## START Task material
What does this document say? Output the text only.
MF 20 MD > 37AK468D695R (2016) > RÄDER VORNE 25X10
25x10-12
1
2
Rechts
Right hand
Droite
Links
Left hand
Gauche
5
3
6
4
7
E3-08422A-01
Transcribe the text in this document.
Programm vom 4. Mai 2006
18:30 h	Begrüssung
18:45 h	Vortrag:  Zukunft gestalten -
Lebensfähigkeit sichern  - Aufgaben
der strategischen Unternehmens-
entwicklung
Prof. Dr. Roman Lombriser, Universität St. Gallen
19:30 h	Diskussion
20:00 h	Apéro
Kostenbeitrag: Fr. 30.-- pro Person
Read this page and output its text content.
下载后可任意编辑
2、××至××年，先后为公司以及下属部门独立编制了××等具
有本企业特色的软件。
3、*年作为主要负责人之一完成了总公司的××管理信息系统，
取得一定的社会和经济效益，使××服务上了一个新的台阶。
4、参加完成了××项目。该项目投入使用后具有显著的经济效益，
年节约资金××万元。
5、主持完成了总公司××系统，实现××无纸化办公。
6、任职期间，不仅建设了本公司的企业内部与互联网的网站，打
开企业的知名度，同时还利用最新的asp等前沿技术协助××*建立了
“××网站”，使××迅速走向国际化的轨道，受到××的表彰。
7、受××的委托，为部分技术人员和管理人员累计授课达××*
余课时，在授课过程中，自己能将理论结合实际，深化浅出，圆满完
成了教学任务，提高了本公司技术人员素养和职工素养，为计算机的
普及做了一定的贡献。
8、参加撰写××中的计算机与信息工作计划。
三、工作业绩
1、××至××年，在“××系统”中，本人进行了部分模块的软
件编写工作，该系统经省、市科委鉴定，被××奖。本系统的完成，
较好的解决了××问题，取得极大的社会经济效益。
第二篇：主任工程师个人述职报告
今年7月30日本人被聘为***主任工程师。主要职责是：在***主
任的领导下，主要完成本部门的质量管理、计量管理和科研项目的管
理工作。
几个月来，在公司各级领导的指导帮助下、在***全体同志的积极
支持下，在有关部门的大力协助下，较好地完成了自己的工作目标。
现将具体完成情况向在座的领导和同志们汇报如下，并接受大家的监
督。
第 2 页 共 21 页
## END Task material
*Directive*. Filter the data, keeping only the lines that contain "this".

*Answer in full*.
What does this document say? Output the text only.
Transcribe the text in this document.
Read this page and output its text content.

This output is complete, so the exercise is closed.